#### [The request]
Please pull out every line that includes the string "weather".

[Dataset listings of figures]
--

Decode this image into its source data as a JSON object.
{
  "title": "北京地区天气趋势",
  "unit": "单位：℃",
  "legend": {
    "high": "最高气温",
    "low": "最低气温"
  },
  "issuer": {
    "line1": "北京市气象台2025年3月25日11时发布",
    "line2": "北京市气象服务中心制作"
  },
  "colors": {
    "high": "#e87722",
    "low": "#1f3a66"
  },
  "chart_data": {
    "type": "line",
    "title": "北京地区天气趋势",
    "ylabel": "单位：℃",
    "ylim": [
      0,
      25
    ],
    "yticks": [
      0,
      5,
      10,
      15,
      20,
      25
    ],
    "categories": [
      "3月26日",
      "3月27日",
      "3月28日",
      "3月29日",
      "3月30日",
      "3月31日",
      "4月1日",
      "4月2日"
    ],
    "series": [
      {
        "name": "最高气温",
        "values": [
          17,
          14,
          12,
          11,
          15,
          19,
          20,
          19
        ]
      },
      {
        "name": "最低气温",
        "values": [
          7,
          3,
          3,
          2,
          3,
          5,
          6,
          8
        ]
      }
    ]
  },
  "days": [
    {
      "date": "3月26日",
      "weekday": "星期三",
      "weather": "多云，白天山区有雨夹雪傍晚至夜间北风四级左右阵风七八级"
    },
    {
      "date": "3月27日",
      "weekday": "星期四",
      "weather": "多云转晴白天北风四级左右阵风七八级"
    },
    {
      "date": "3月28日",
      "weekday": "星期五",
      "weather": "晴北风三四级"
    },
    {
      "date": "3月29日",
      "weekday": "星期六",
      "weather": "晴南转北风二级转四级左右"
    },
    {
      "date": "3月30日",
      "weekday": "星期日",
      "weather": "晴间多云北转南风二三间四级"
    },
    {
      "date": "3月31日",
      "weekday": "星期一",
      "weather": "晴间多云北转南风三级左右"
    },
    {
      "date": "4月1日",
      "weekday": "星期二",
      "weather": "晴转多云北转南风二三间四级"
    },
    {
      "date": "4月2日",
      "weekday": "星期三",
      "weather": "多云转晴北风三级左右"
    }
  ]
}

--

#### [Response]
      "weather": "多云，白天山区有雨夹雪傍晚至夜间北风四级左右阵风七八级"
      "weather": "多云转晴白天北风四级左右阵风七八级"
      "weather": "晴北风三四级"
      "weather": "晴南转北风二级转四级左右"
      "weather": "晴间多云北转南风二三间四级"
      "weather": "晴间多云北转南风三级左右"
      "weather": "晴转多云北转南风二三间四级"
      "weather": "多云转晴北风三级左右"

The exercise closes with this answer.